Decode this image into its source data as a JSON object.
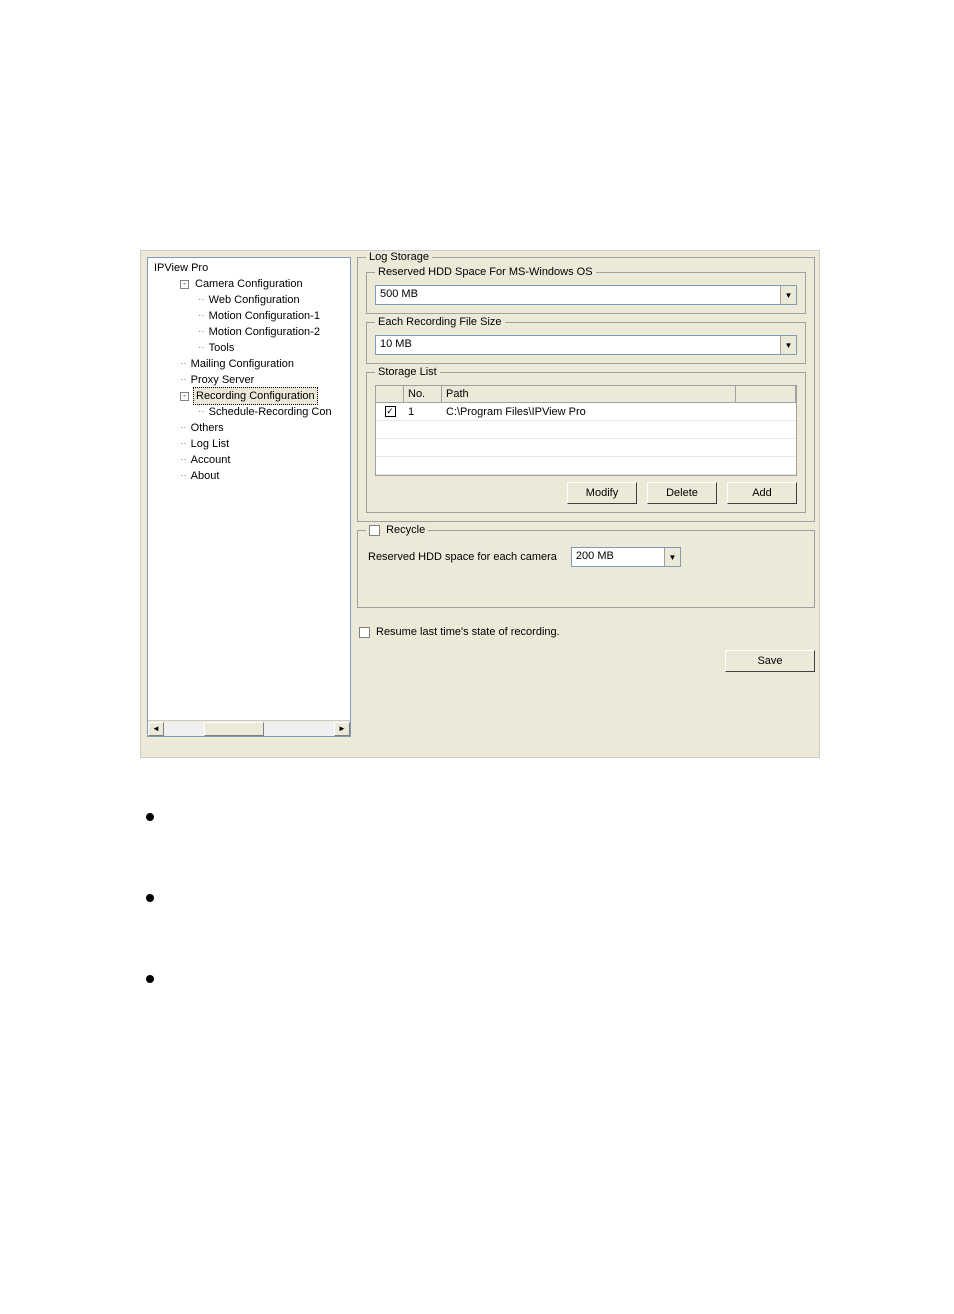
{
  "tree": {
    "root": "IPView Pro",
    "items": [
      {
        "label": "Camera Configuration",
        "indent": 1,
        "toggle": "-"
      },
      {
        "label": "Web Configuration",
        "indent": 2
      },
      {
        "label": "Motion Configuration-1",
        "indent": 2
      },
      {
        "label": "Motion Configuration-2",
        "indent": 2
      },
      {
        "label": "Tools",
        "indent": 2
      },
      {
        "label": "Mailing Configuration",
        "indent": 1
      },
      {
        "label": "Proxy Server",
        "indent": 1
      },
      {
        "label": "Recording Configuration",
        "indent": 1,
        "toggle": "-",
        "selected": true
      },
      {
        "label": "Schedule-Recording Con",
        "indent": 2
      },
      {
        "label": "Others",
        "indent": 1
      },
      {
        "label": "Log List",
        "indent": 1
      },
      {
        "label": "Account",
        "indent": 1
      },
      {
        "label": "About",
        "indent": 1
      }
    ]
  },
  "logStorage": {
    "legend": "Log Storage",
    "reserved": {
      "legend": "Reserved HDD Space For MS-Windows OS",
      "value": "500 MB"
    },
    "fileSize": {
      "legend": "Each Recording File Size",
      "value": "10 MB"
    },
    "storageList": {
      "legend": "Storage List",
      "cols": {
        "no": "No.",
        "path": "Path"
      },
      "rows": [
        {
          "checked": true,
          "no": "1",
          "path": "C:\\Program Files\\IPView Pro"
        }
      ],
      "buttons": {
        "modify": "Modify",
        "delete": "Delete",
        "add": "Add"
      }
    }
  },
  "recycle": {
    "legend": "Recycle",
    "label": "Reserved HDD space for each camera",
    "value": "200 MB"
  },
  "resume": {
    "label": "Resume last time's state of recording."
  },
  "save": {
    "label": "Save"
  },
  "colors": {
    "panel": "#ece9d8",
    "border": "#a0a0a0",
    "inputBorder": "#7f9db9"
  }
}
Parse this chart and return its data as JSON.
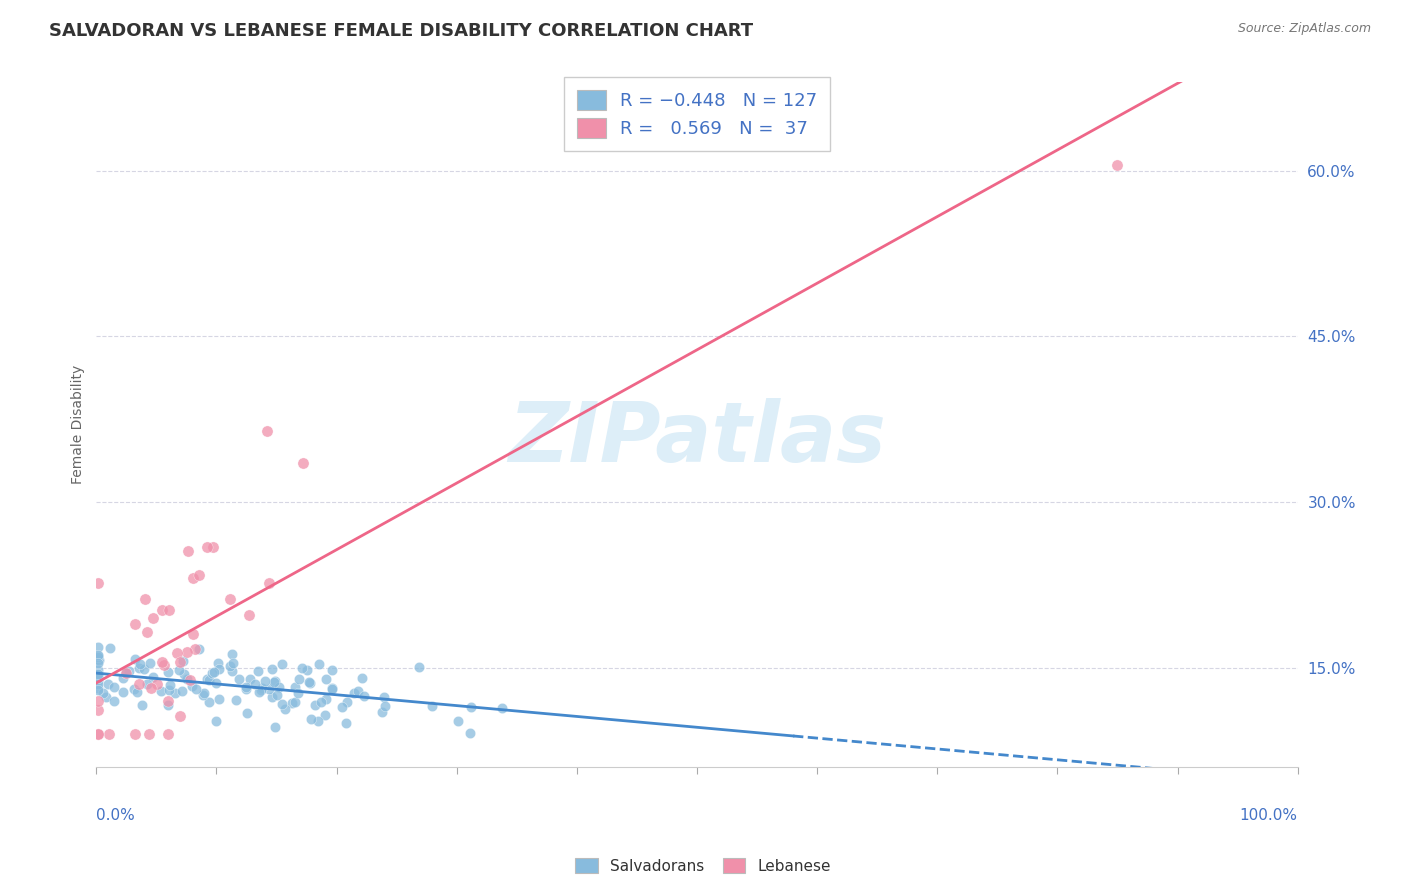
{
  "title": "SALVADORAN VS LEBANESE FEMALE DISABILITY CORRELATION CHART",
  "source": "Source: ZipAtlas.com",
  "ylabel": "Female Disability",
  "right_yticks": [
    0.15,
    0.3,
    0.45,
    0.6
  ],
  "right_yticklabels": [
    "15.0%",
    "30.0%",
    "45.0%",
    "60.0%"
  ],
  "salvadoran_color": "#88bbdd",
  "salvadoran_edge": "white",
  "lebanese_color": "#f090aa",
  "lebanese_edge": "white",
  "salvadoran_line_color": "#4488cc",
  "lebanese_line_color": "#ee6688",
  "watermark_text": "ZIPatlas",
  "watermark_color": "#ddeef8",
  "R_salvador": -0.448,
  "N_salvador": 127,
  "R_lebanese": 0.569,
  "N_lebanese": 37,
  "xlim": [
    0.0,
    1.0
  ],
  "ylim": [
    0.06,
    0.68
  ],
  "sal_line_solid_xmax": 0.58,
  "sal_line_xmin": 0.0,
  "sal_line_xmax": 1.0,
  "leb_line_xmin": 0.0,
  "leb_line_xmax": 1.0,
  "grid_color": "#ccccdd",
  "tick_color": "#aaaaaa",
  "axis_label_color": "#4472c4",
  "title_color": "#333333",
  "source_color": "#777777",
  "legend_text_color": "#4472c4",
  "bottom_legend_color": "#333333"
}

******

Transcribe the full listing above exactly as it stands, minus the pictures.

Written answer:
Decode this image into its source data as a JSON object.
{
  "tree": {
    "root": "IPView Pro",
    "items": [
      {
        "label": "Camera Configuration",
        "indent": 1,
        "toggle": "-"
      },
      {
        "label": "Web Configuration",
        "indent": 2
      },
      {
        "label": "Motion Configuration-1",
        "indent": 2
      },
      {
        "label": "Motion Configuration-2",
        "indent": 2
      },
      {
        "label": "Tools",
        "indent": 2
      },
      {
        "label": "Mailing Configuration",
        "indent": 1
      },
      {
        "label": "Proxy Server",
        "indent": 1
      },
      {
        "label": "Recording Configuration",
        "indent": 1,
        "toggle": "-",
        "selected": true
      },
      {
        "label": "Schedule-Recording Con",
        "indent": 2
      },
      {
        "label": "Others",
        "indent": 1
      },
      {
        "label": "Log List",
        "indent": 1
      },
      {
        "label": "Account",
        "indent": 1
      },
      {
        "label": "About",
        "indent": 1
      }
    ]
  },
  "logStorage": {
    "legend": "Log Storage",
    "reserved": {
      "legend": "Reserved HDD Space For MS-Windows OS",
      "value": "500 MB"
    },
    "fileSize": {
      "legend": "Each Recording File Size",
      "value": "10 MB"
    },
    "storageList": {
      "legend": "Storage List",
      "cols": {
        "no": "No.",
        "path": "Path"
      },
      "rows": [
        {
          "checked": true,
          "no": "1",
          "path": "C:\\Program Files\\IPView Pro"
        }
      ],
      "buttons": {
        "modify": "Modify",
        "delete": "Delete",
        "add": "Add"
      }
    }
  },
  "recycle": {
    "legend": "Recycle",
    "label": "Reserved HDD space for each camera",
    "value": "200 MB"
  },
  "resume": {
    "label": "Resume last time's state of recording."
  },
  "save": {
    "label": "Save"
  },
  "colors": {
    "panel": "#ece9d8",
    "border": "#a0a0a0",
    "inputBorder": "#7f9db9"
  }
}
Parse this chart and return its data as JSON.
{
  "title": "SALVADORAN VS LEBANESE FEMALE DISABILITY CORRELATION CHART",
  "source": "Source: ZipAtlas.com",
  "ylabel": "Female Disability",
  "right_yticks": [
    0.15,
    0.3,
    0.45,
    0.6
  ],
  "right_yticklabels": [
    "15.0%",
    "30.0%",
    "45.0%",
    "60.0%"
  ],
  "salvadoran_color": "#88bbdd",
  "salvadoran_edge": "white",
  "lebanese_color": "#f090aa",
  "lebanese_edge": "white",
  "salvadoran_line_color": "#4488cc",
  "lebanese_line_color": "#ee6688",
  "watermark_text": "ZIPatlas",
  "watermark_color": "#ddeef8",
  "R_salvador": -0.448,
  "N_salvador": 127,
  "R_lebanese": 0.569,
  "N_lebanese": 37,
  "xlim": [
    0.0,
    1.0
  ],
  "ylim": [
    0.06,
    0.68
  ],
  "sal_line_solid_xmax": 0.58,
  "sal_line_xmin": 0.0,
  "sal_line_xmax": 1.0,
  "leb_line_xmin": 0.0,
  "leb_line_xmax": 1.0,
  "grid_color": "#ccccdd",
  "tick_color": "#aaaaaa",
  "axis_label_color": "#4472c4",
  "title_color": "#333333",
  "source_color": "#777777",
  "legend_text_color": "#4472c4",
  "bottom_legend_color": "#333333"
}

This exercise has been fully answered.